Rows from a dataset
- - - - -
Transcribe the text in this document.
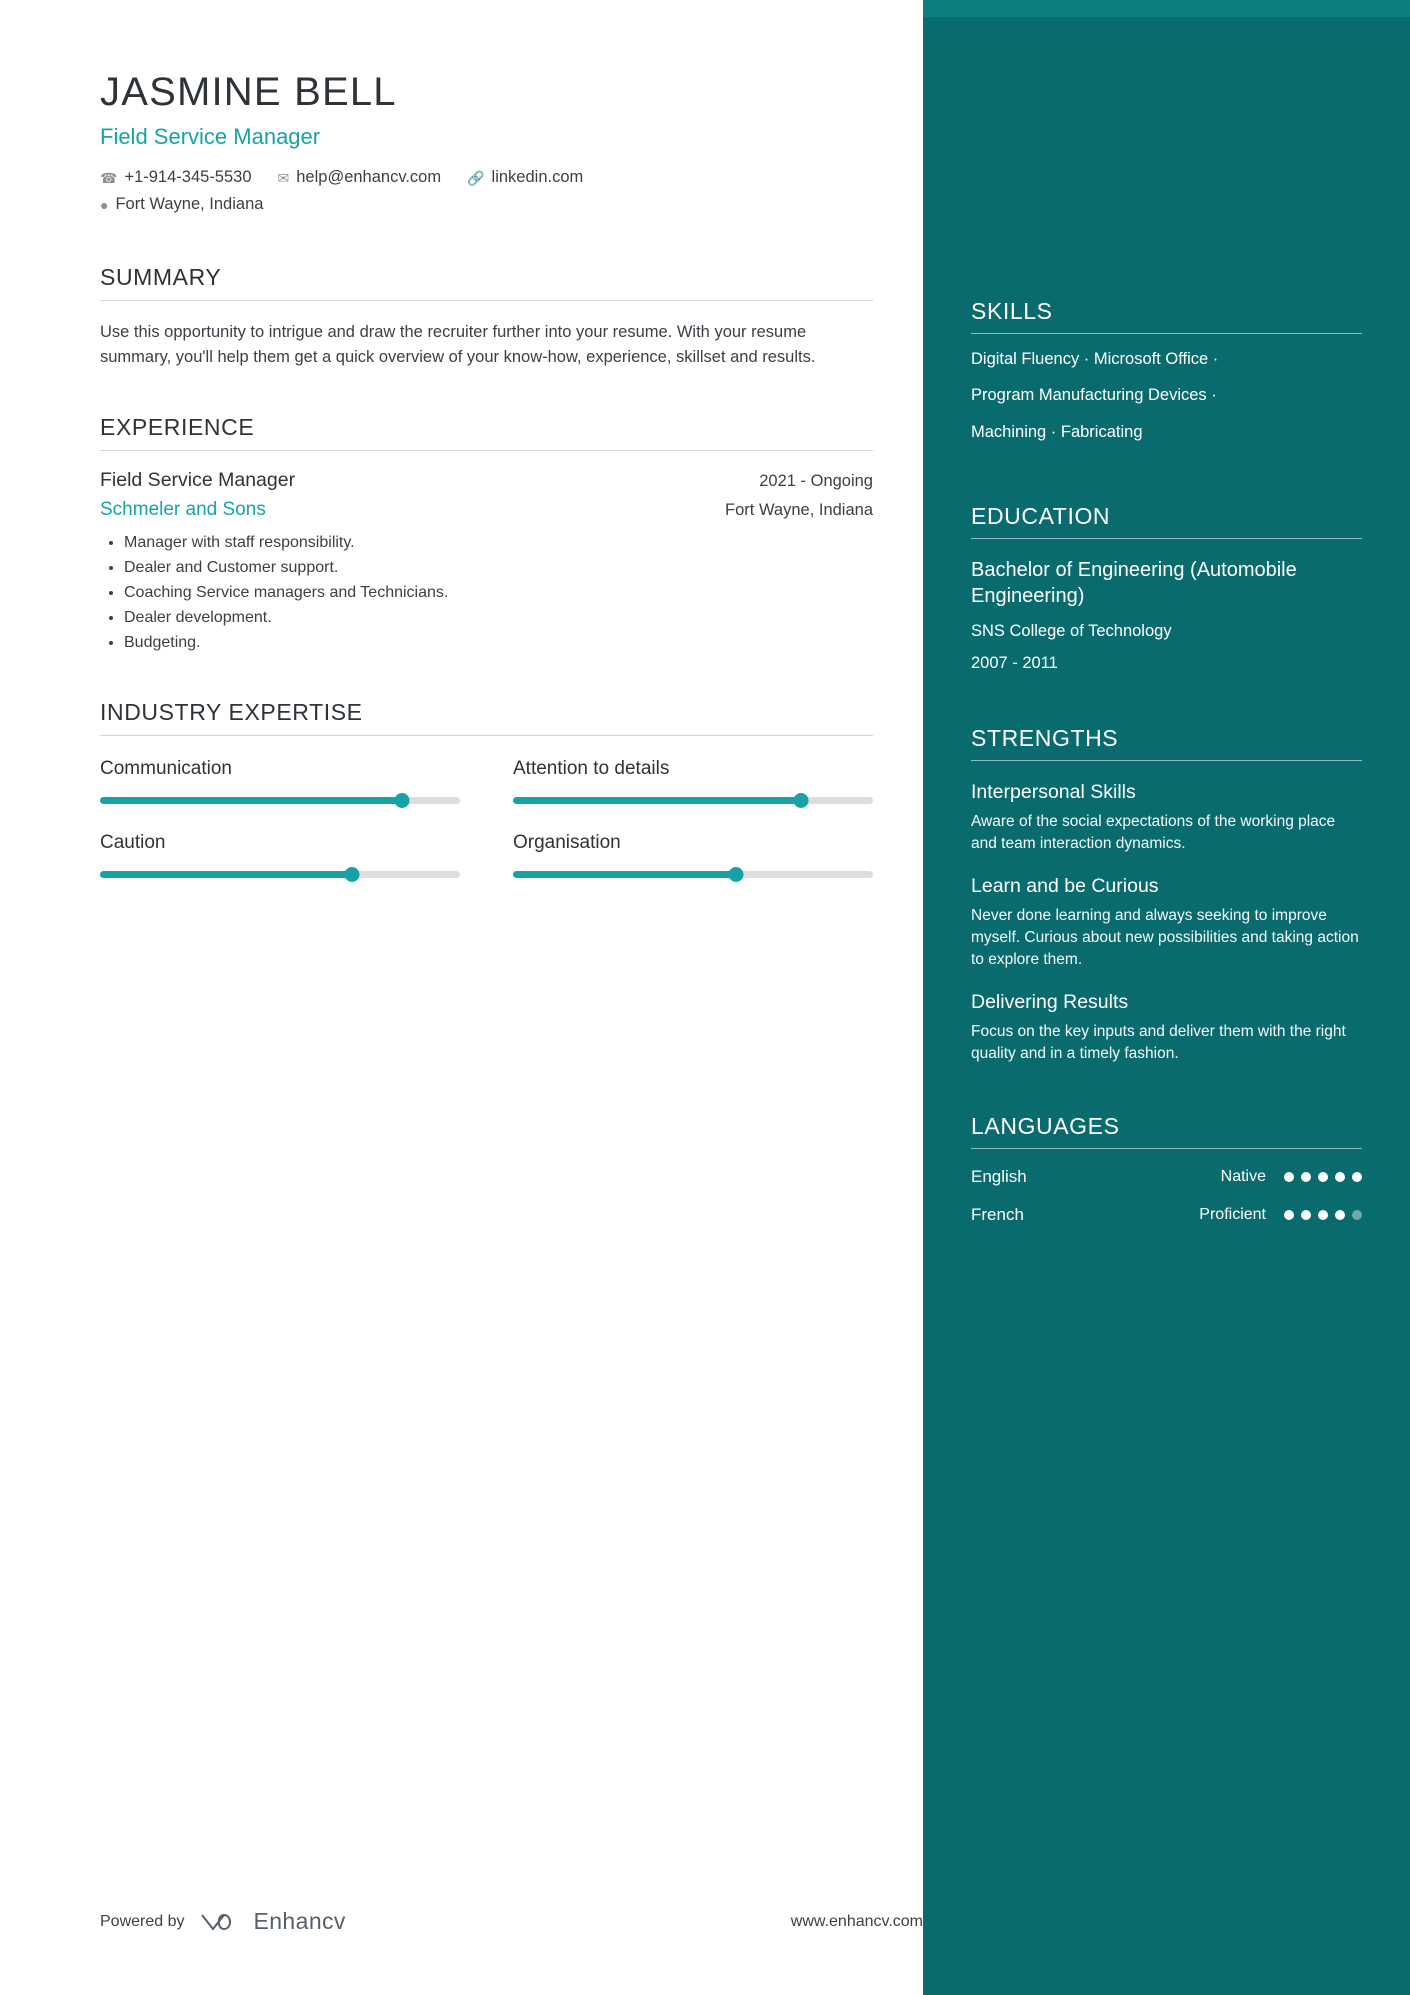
JASMINE BELL
Field Service Manager
☎ +1-914-345-5530 ✉ help@enhancv.com 🔗 linkedin.com
● Fort Wayne, Indiana
SUMMARY
Use this opportunity to intrigue and draw the recruiter further into your resume. With your resume summary, you'll help them get a quick overview of your know-how, experience, skillset and results.
EXPERIENCE
Field Service Manager	2021 - Ongoing
Schmeler and Sons	Fort Wayne, Indiana
• Manager with staff responsibility.
• Dealer and Customer support.
• Coaching Service managers and Technicians.
• Dealer development.
• Budgeting.
INDUSTRY EXPERTISE
Communication	Attention to details
Caution	Organisation
SKILLS
Digital Fluency · Microsoft Office ·
Program Manufacturing Devices ·
Machining · Fabricating
EDUCATION
Bachelor of Engineering (Automobile Engineering)
SNS College of Technology
2007 - 2011
STRENGTHS
Interpersonal Skills
Aware of the social expectations of the working place and team interaction dynamics.
Learn and be Curious
Never done learning and always seeking to improve myself. Curious about new possibilities and taking action to explore them.
Delivering Results
Focus on the key inputs and deliver them with the right quality and in a timely fashion.
LANGUAGES
English	Native
French	Proficient
Powered by	Enhancv	www.enhancv.com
- - - - -
Make an exact copy of the records above, with the pictures left out.

Transcribe the text in this document.
JASMINE BELL
Field Service Manager
☎ +1-914-345-5530 ✉ help@enhancv.com 🔗 linkedin.com
● Fort Wayne, Indiana
SUMMARY
Use this opportunity to intrigue and draw the recruiter further into your resume. With your resume summary, you'll help them get a quick overview of your know-how, experience, skillset and results.
EXPERIENCE
Field Service Manager	2021 - Ongoing
Schmeler and Sons	Fort Wayne, Indiana
• Manager with staff responsibility.
• Dealer and Customer support.
• Coaching Service managers and Technicians.
• Dealer development.
• Budgeting.
INDUSTRY EXPERTISE
Communication	Attention to details
Caution	Organisation
SKILLS
Digital Fluency · Microsoft Office ·
Program Manufacturing Devices ·
Machining · Fabricating
EDUCATION
Bachelor of Engineering (Automobile Engineering)
SNS College of Technology
2007 - 2011
STRENGTHS
Interpersonal Skills
Aware of the social expectations of the working place and team interaction dynamics.
Learn and be Curious
Never done learning and always seeking to improve myself. Curious about new possibilities and taking action to explore them.
Delivering Results
Focus on the key inputs and deliver them with the right quality and in a timely fashion.
LANGUAGES
English	Native
French	Proficient
Powered by	Enhancv	www.enhancv.com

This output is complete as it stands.